## WHAT IS ASKED
Do any lines in the data below contain "Karl"? If so, copy every one of them.

## STORED DATA

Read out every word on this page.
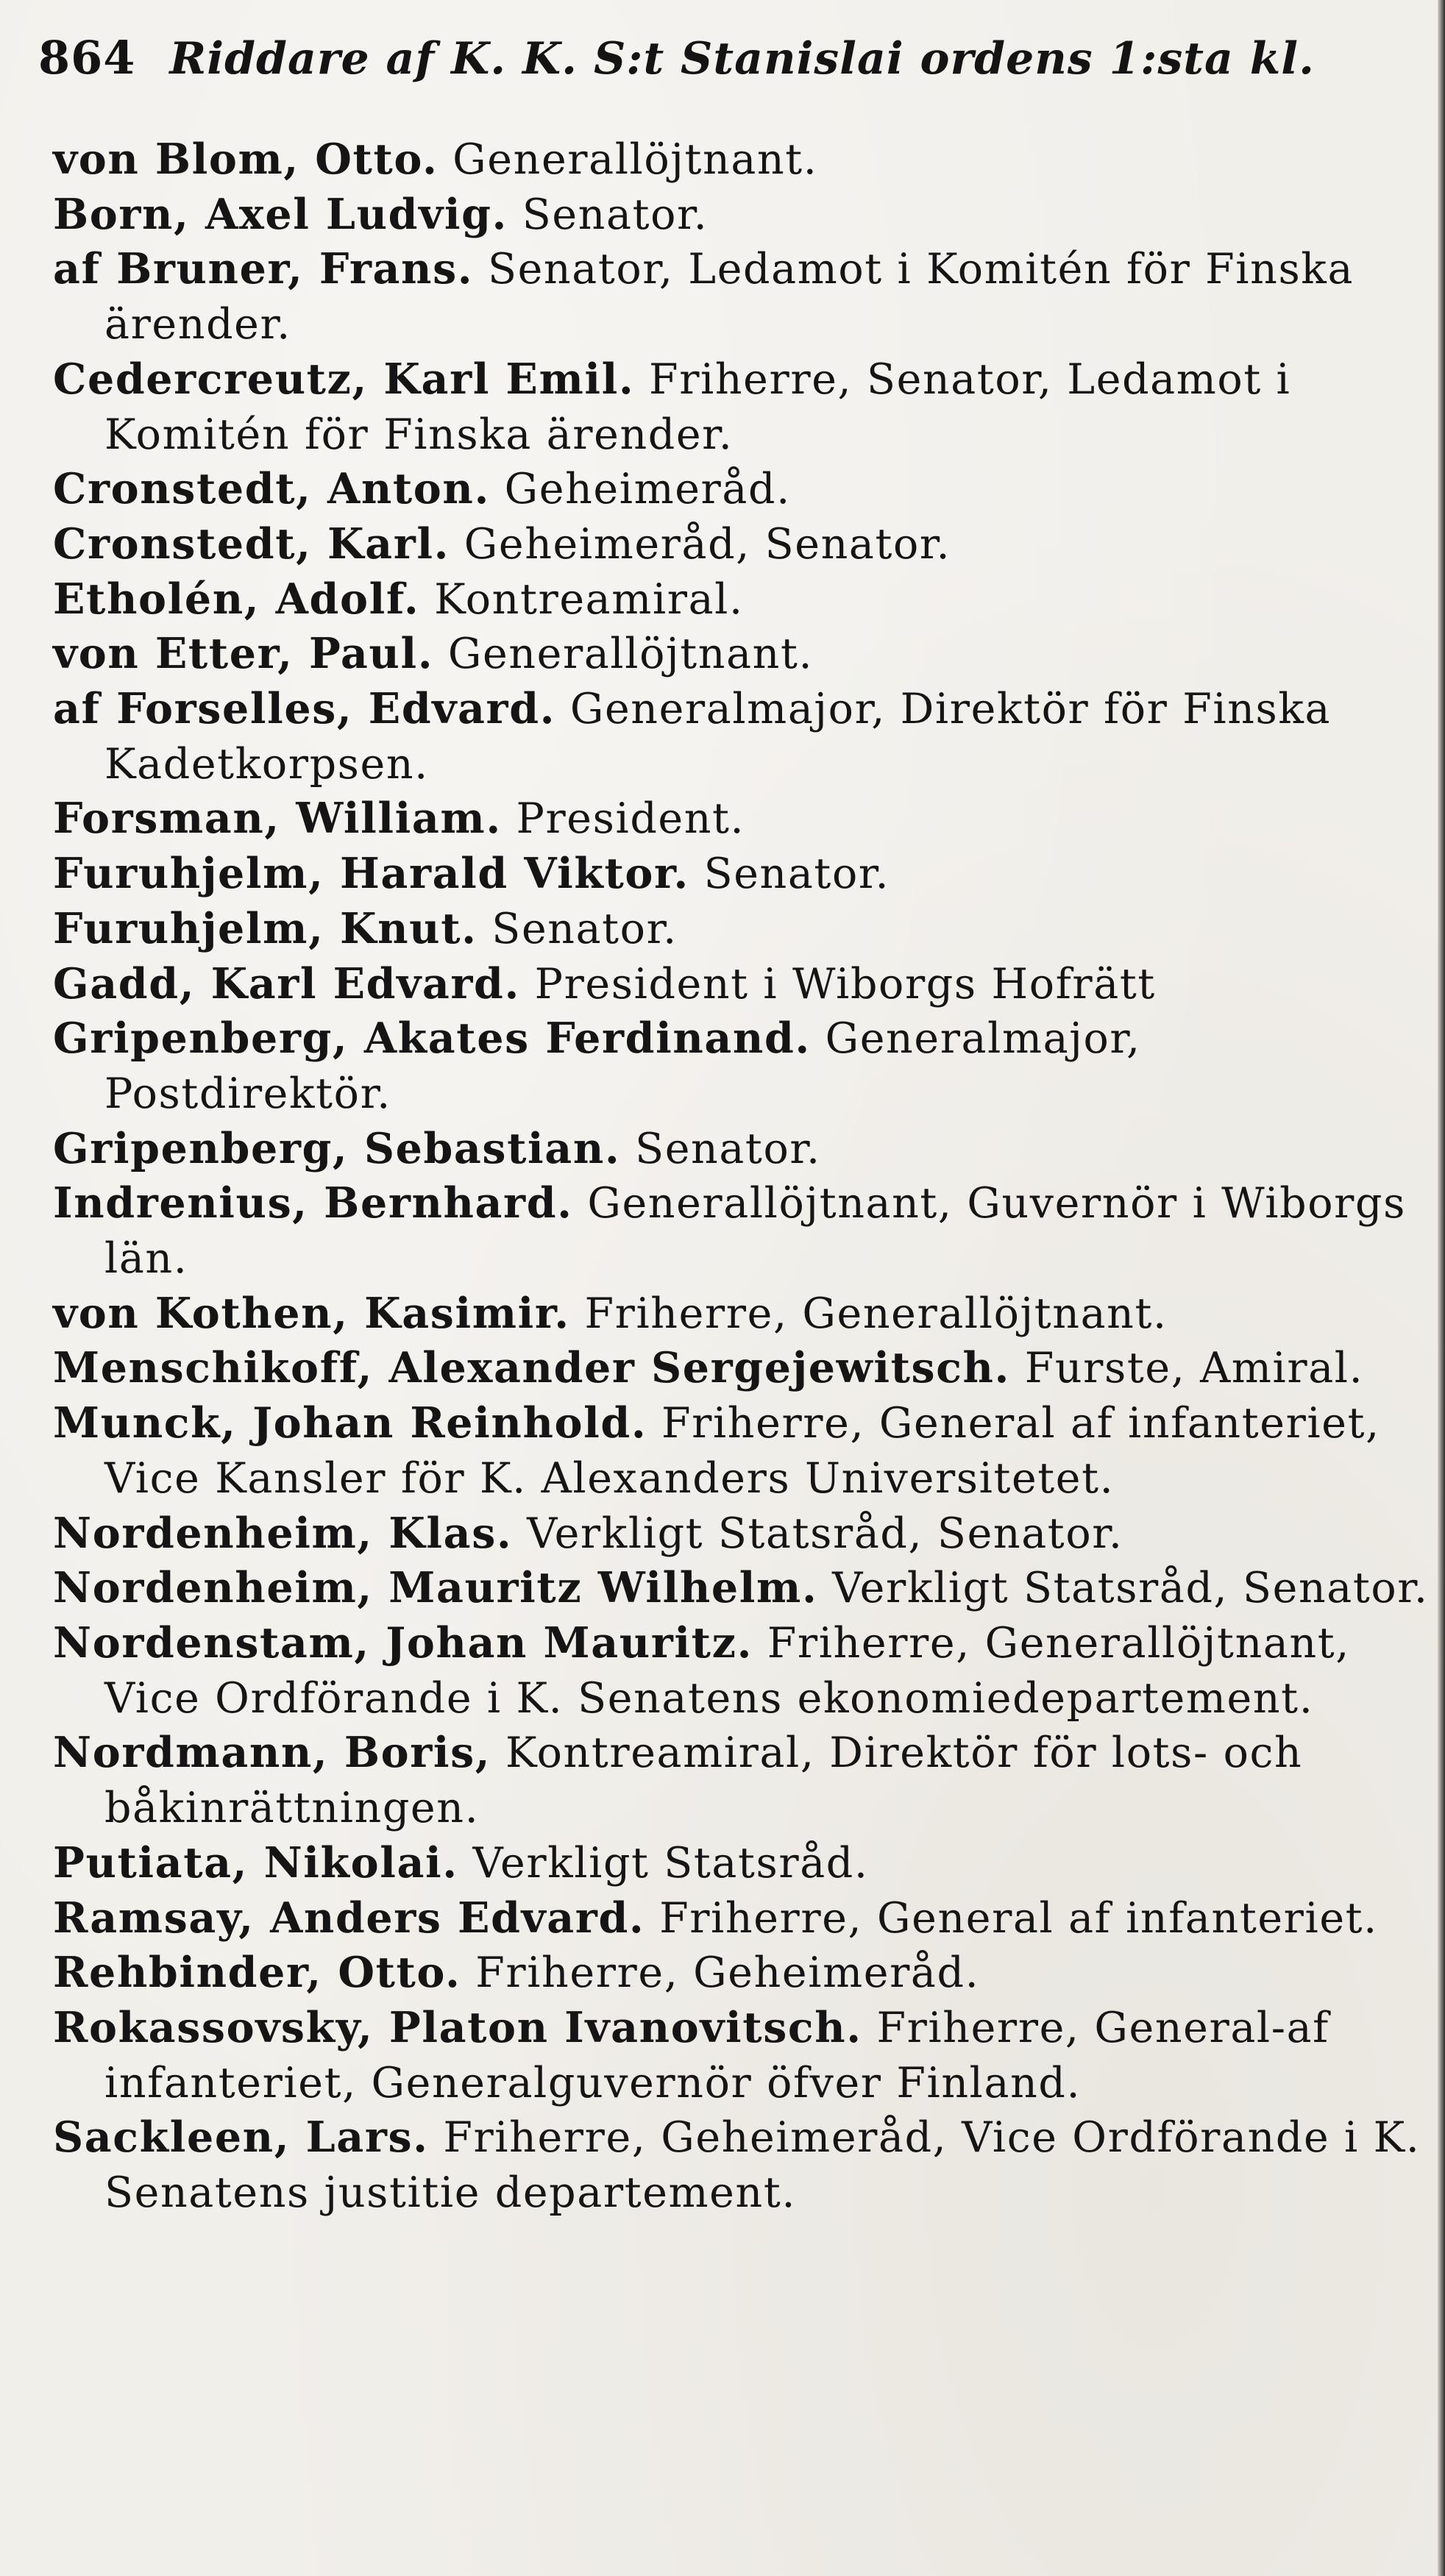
864 Riddare af K. K. S:t Stanislai ordens 1:sta kl.
von Blom, Otto. Generallöjtnant.
Born, Axel Ludvig. Senator.
af Bruner, Frans. Senator, Ledamot i Komitén för Finska ärender.
Cedercreutz, Karl Emil. Friherre, Senator, Ledamot i Komitén för Finska ärender.
Cronstedt, Anton. Geheimeråd.
Cronstedt, Karl. Geheimeråd, Senator.
Etholén, Adolf. Kontreamiral.
von Etter, Paul. Generallöjtnant.
af Forselles, Edvard. Generalmajor, Direktör för Finska Kadetkorpsen.
Forsman, William. President.
Furuhjelm, Harald Viktor. Senator.
Furuhjelm, Knut. Senator.
Gadd, Karl Edvard. President i Wiborgs Hofrätt
Gripenberg, Akates Ferdinand. Generalmajor, Postdirektör.
Gripenberg, Sebastian. Senator.
Indrenius, Bernhard. Generallöjtnant, Guvernör i Wiborgs län.
von Kothen, Kasimir. Friherre, Generallöjtnant.
Menschikoff, Alexander Sergejewitsch. Furste, Amiral.
Munck, Johan Reinhold. Friherre, General af infanteriet, Vice Kansler för K. Alexanders Universitetet.
Nordenheim, Klas. Verkligt Statsråd, Senator.
Nordenheim, Mauritz Wilhelm. Verkligt Statsråd, Senator.
Nordenstam, Johan Mauritz. Friherre, Generallöjtnant, Vice Ordförande i K. Senatens ekonomiedepartement.
Nordmann, Boris, Kontreamiral, Direktör för lots- och båkinrättningen.
Putiata, Nikolai. Verkligt Statsråd.
Ramsay, Anders Edvard. Friherre, General af infanteriet.
Rehbinder, Otto. Friherre, Geheimeråd.
Rokassovsky, Platon Ivanovitsch. Friherre, General-af infanteriet, Generalguvernör öfver Finland.
Sackleen, Lars. Friherre, Geheimeråd, Vice Ordförande i K. Senatens justitie departement.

## COMPLETE ANSWER
Cedercreutz, Karl Emil. Friherre, Senator, Ledamot i Komitén för Finska ärender.
Cronstedt, Karl. Geheimeråd, Senator.
Gadd, Karl Edvard. President i Wiborgs Hofrätt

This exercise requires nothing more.